**SHORT EXERCISE**
Within the material below, find each line bearing the word "Hlavní" and present it.

___ MATERIALS PROVIDED ___

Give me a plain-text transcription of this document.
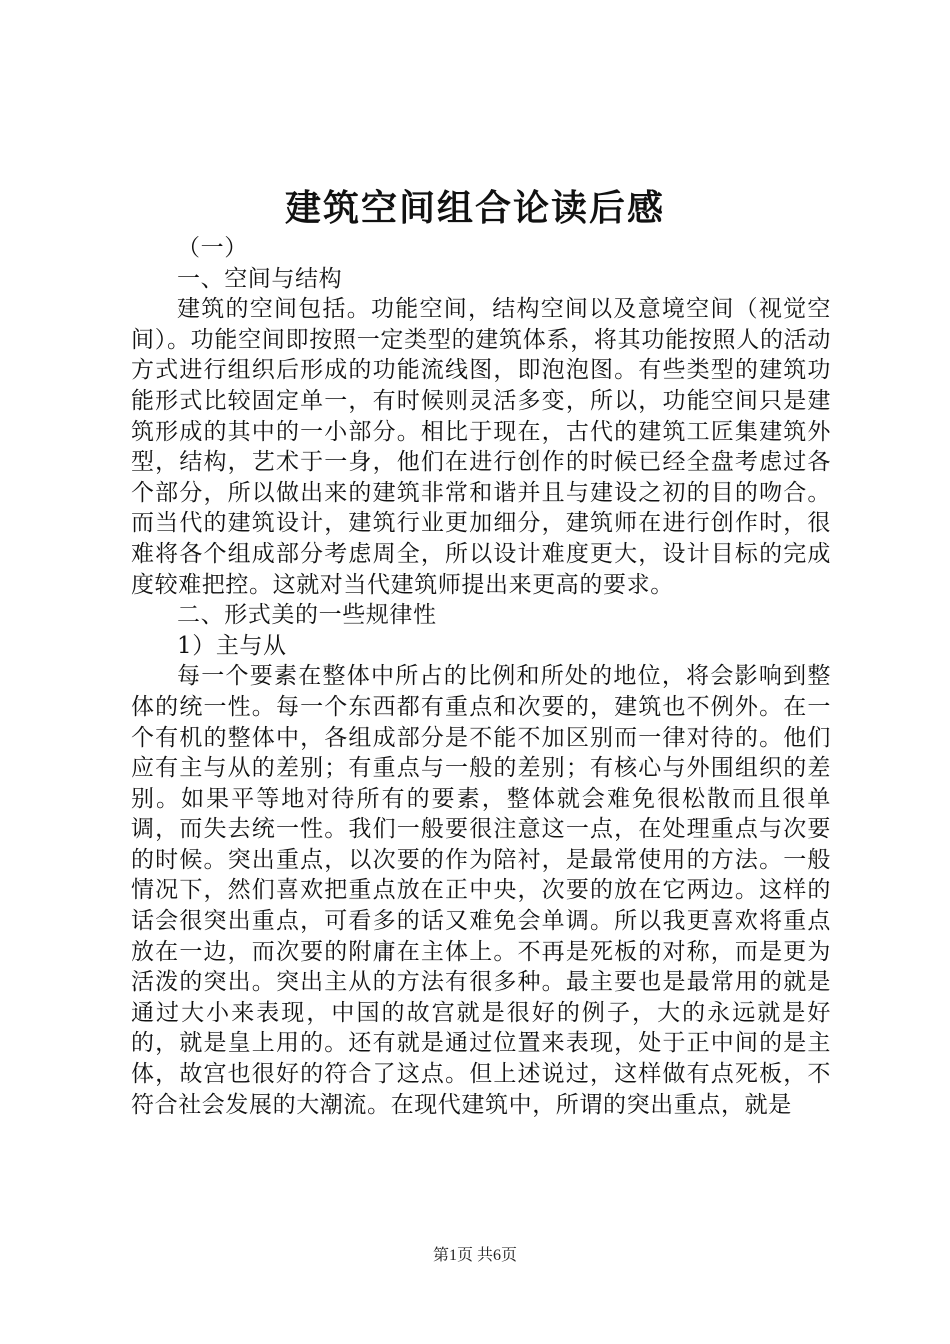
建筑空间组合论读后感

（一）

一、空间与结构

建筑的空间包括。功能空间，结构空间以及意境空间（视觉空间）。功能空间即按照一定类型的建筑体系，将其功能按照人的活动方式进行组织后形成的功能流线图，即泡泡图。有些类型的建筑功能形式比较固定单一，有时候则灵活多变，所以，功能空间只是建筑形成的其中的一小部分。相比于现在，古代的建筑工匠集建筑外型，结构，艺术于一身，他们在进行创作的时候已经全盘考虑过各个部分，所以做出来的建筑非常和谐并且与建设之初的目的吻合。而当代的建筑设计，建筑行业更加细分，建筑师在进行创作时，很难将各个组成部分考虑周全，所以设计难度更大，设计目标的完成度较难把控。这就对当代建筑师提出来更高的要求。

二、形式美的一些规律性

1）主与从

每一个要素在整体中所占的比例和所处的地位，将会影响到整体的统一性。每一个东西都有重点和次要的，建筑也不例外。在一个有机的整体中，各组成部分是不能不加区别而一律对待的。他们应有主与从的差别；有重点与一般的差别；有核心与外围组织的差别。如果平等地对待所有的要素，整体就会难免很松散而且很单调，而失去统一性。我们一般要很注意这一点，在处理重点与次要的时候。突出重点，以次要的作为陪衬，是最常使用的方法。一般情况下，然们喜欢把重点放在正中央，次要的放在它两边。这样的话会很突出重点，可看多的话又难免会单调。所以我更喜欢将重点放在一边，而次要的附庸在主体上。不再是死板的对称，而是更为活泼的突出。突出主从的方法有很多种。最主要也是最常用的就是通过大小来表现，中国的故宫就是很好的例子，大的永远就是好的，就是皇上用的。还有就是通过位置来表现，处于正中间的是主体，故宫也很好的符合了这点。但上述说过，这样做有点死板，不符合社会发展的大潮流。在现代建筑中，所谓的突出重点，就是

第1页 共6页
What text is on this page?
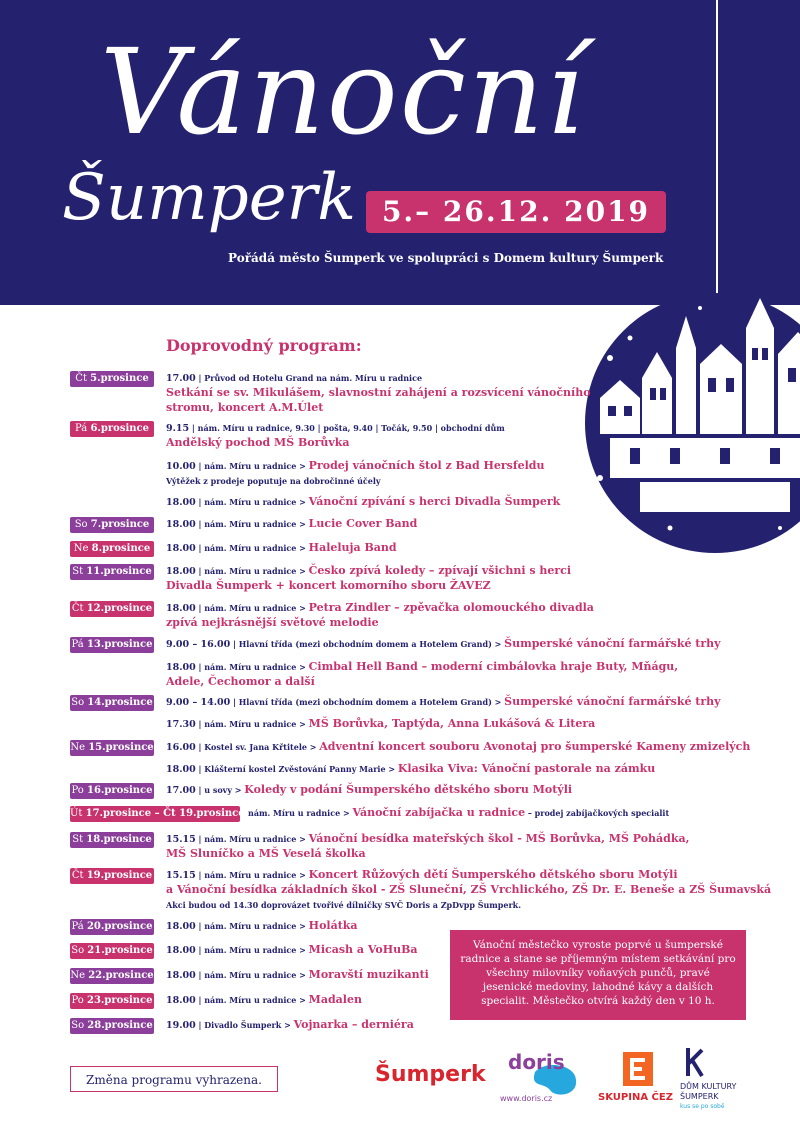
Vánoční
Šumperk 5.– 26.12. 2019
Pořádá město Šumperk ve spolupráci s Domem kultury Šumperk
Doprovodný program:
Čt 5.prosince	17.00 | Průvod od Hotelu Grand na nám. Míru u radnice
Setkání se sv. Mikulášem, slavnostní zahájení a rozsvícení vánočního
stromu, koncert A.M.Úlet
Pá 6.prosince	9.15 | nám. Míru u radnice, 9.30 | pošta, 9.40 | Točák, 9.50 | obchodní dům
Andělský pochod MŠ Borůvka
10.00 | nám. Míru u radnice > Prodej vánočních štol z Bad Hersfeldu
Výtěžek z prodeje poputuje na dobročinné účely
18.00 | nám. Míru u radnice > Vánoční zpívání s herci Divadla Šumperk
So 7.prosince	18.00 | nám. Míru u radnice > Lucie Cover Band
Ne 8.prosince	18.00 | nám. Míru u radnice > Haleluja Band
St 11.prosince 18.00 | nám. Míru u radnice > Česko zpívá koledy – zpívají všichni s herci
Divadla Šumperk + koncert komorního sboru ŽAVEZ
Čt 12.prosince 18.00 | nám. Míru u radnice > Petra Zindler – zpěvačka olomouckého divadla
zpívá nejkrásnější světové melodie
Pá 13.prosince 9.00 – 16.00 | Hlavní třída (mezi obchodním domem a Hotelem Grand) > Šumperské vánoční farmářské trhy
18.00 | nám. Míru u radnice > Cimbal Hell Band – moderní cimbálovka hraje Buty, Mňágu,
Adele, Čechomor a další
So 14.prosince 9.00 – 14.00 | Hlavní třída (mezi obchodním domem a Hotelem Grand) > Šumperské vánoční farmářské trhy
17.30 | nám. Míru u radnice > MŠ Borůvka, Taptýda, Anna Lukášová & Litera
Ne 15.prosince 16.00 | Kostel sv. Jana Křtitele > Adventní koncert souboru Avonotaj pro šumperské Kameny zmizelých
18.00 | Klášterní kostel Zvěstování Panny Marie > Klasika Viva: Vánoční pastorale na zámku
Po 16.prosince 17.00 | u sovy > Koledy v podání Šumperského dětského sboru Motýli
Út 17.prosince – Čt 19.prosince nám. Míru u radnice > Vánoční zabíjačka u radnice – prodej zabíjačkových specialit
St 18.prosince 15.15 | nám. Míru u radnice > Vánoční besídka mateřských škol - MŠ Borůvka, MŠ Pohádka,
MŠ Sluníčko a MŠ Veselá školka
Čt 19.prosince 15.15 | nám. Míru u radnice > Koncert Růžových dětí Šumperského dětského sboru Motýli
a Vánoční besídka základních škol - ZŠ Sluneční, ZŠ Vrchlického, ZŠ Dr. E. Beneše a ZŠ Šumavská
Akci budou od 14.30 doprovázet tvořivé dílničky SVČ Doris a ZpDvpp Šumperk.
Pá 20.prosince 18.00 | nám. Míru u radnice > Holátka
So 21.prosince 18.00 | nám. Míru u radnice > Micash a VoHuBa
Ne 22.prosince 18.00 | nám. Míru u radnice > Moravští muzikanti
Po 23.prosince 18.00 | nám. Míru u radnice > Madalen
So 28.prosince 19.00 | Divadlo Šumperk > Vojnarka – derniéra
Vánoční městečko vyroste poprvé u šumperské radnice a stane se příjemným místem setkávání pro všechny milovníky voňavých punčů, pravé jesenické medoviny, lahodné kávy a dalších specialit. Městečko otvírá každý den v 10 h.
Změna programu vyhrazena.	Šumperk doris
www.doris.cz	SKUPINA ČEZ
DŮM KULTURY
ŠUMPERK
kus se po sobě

___
___ MATERIALS PROVIDED ___

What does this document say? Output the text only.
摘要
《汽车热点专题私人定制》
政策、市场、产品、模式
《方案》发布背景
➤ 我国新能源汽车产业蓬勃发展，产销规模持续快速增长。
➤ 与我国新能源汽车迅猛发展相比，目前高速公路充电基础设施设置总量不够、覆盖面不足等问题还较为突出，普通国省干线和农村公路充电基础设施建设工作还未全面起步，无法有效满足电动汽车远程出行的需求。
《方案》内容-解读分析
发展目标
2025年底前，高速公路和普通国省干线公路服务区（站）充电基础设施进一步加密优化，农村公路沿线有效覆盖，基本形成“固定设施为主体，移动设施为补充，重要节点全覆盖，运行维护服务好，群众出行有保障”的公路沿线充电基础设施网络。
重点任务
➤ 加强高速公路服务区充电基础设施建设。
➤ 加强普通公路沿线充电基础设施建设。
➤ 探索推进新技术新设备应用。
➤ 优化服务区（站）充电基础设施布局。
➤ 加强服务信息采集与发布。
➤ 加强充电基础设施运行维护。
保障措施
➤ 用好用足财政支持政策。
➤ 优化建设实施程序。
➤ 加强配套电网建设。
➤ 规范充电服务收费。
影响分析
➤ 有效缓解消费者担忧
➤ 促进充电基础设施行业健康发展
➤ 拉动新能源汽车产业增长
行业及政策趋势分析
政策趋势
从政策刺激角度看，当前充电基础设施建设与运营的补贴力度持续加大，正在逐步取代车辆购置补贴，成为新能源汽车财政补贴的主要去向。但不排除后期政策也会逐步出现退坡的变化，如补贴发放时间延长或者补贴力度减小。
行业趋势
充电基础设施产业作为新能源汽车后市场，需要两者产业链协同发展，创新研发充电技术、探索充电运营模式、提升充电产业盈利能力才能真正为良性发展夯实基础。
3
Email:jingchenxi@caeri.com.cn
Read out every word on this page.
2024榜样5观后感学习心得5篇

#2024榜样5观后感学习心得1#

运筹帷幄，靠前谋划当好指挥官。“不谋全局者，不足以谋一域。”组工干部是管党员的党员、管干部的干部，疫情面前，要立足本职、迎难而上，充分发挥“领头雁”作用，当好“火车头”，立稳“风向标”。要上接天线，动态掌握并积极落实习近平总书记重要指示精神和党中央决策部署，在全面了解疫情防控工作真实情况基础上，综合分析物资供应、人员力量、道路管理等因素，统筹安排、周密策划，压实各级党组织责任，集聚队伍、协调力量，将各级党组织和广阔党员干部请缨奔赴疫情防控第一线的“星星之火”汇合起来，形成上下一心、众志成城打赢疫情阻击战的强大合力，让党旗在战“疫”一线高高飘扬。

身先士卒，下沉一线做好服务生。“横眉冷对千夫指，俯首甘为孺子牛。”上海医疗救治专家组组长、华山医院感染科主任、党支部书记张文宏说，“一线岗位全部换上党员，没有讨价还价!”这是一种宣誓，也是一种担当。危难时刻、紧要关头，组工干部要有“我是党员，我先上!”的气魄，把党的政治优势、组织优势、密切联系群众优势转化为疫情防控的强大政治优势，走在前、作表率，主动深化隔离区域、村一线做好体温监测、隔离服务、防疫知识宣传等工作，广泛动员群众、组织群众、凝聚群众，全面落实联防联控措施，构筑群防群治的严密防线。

___
___ MATERIALS PROVIDED ___

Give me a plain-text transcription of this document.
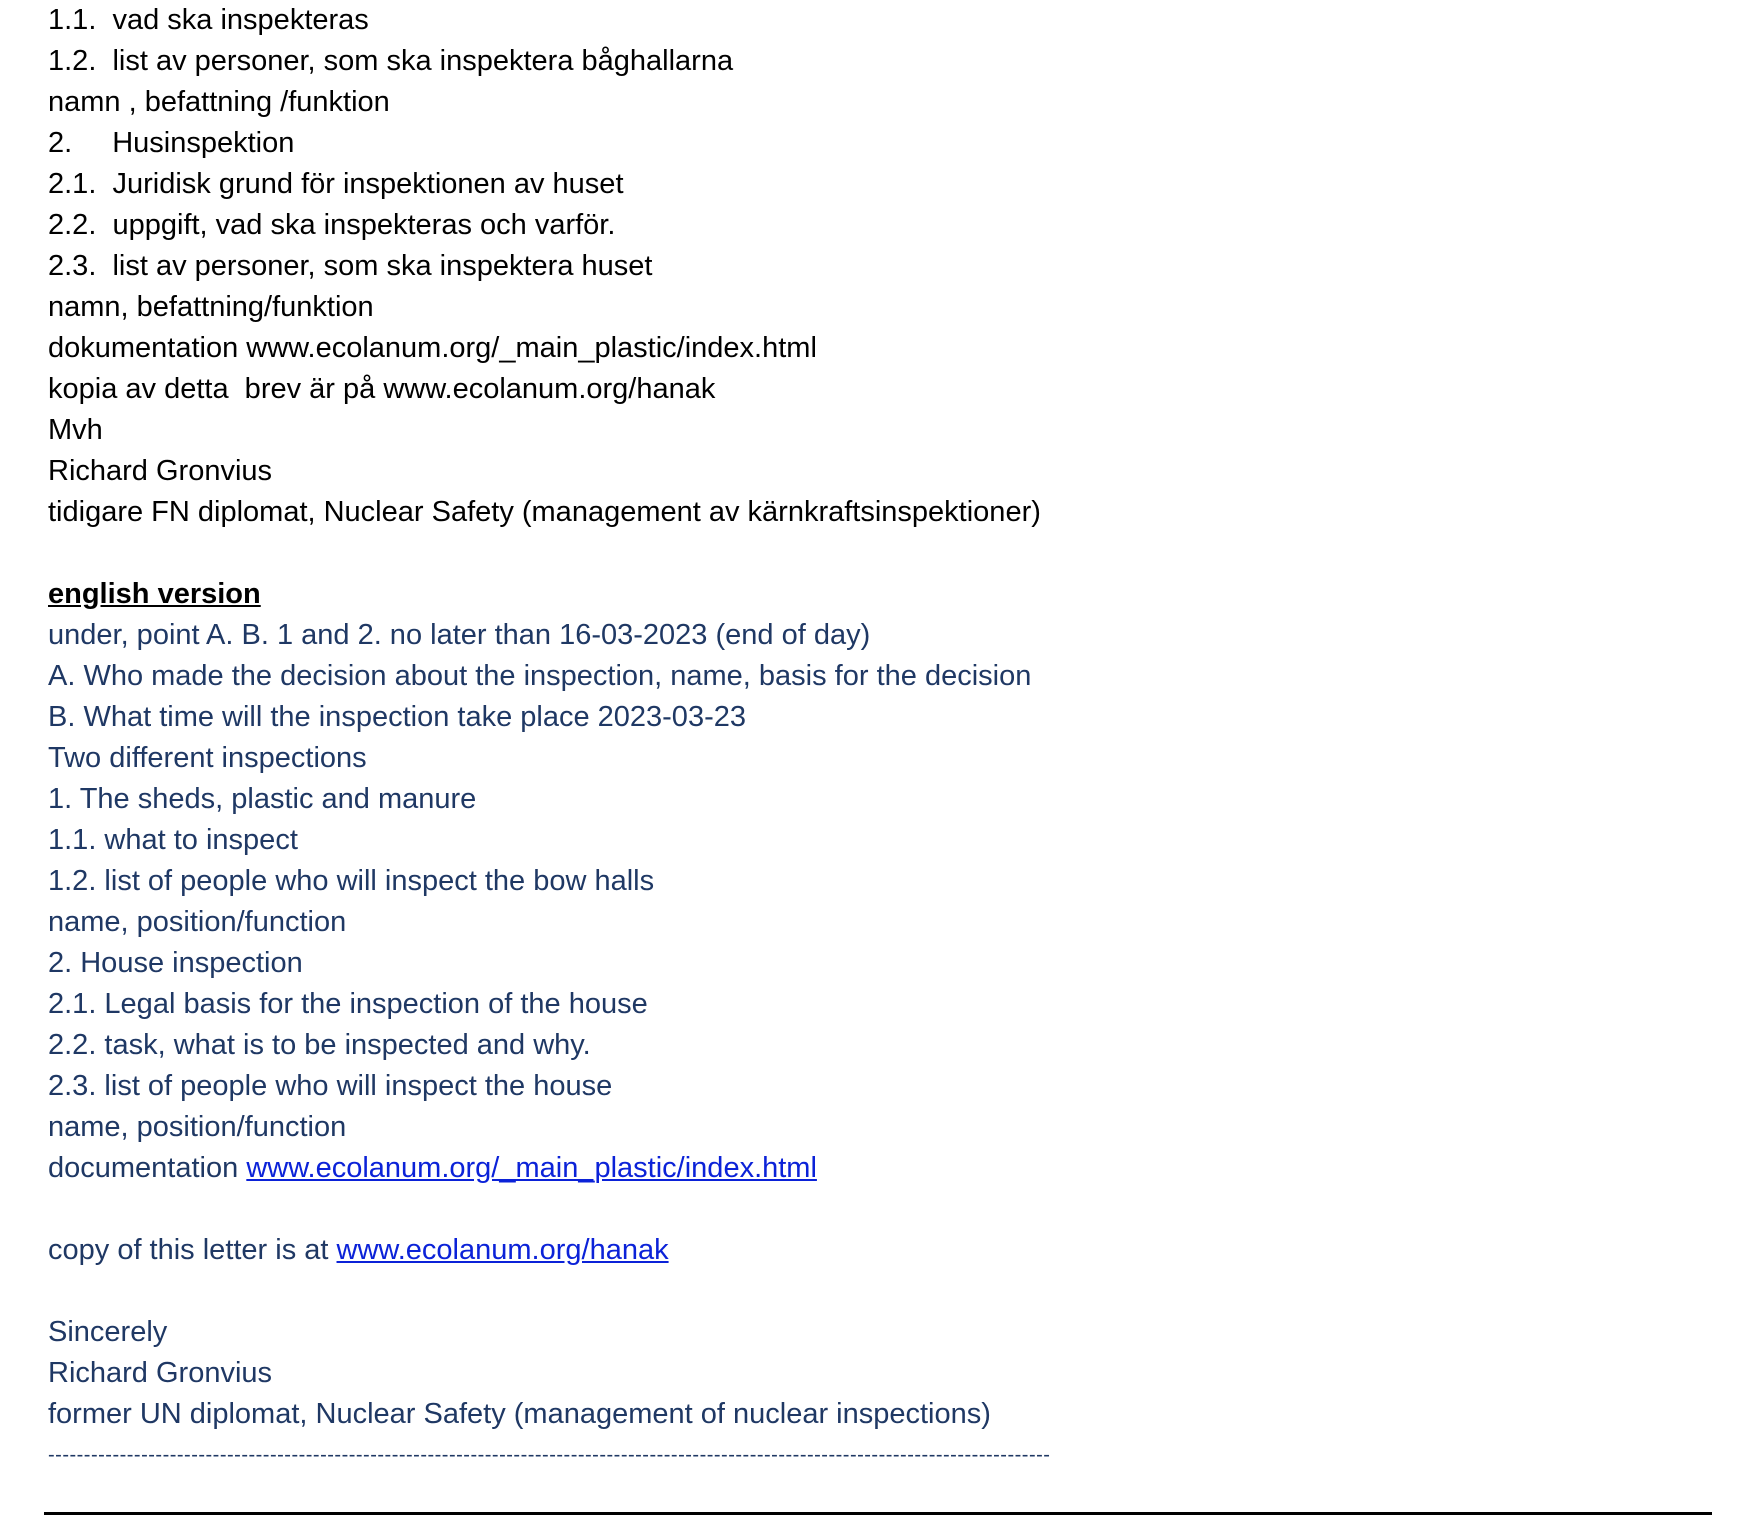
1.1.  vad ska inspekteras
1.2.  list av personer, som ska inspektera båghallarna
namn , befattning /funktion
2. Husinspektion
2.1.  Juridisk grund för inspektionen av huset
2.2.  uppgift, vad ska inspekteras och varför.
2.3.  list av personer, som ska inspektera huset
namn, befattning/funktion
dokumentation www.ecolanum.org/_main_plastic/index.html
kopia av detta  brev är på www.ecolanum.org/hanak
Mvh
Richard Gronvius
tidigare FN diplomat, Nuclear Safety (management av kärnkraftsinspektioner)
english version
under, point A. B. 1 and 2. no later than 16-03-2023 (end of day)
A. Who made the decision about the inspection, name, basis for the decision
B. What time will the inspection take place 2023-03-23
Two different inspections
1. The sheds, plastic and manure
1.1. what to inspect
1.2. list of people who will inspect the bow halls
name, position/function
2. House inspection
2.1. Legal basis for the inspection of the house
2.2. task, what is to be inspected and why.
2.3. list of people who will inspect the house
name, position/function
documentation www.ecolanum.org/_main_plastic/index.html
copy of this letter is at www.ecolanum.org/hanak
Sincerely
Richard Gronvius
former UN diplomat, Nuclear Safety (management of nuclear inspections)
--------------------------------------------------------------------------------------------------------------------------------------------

___

**RESULT OF THIS TASK**
Pá 13.prosince 9.00 – 16.00 | Hlavní třída (mezi obchodním domem a Hotelem Grand) > Šumperské vánoční farmářské trhy
So 14.prosince 9.00 – 14.00 | Hlavní třída (mezi obchodním domem a Hotelem Grand) > Šumperské vánoční farmářské trhy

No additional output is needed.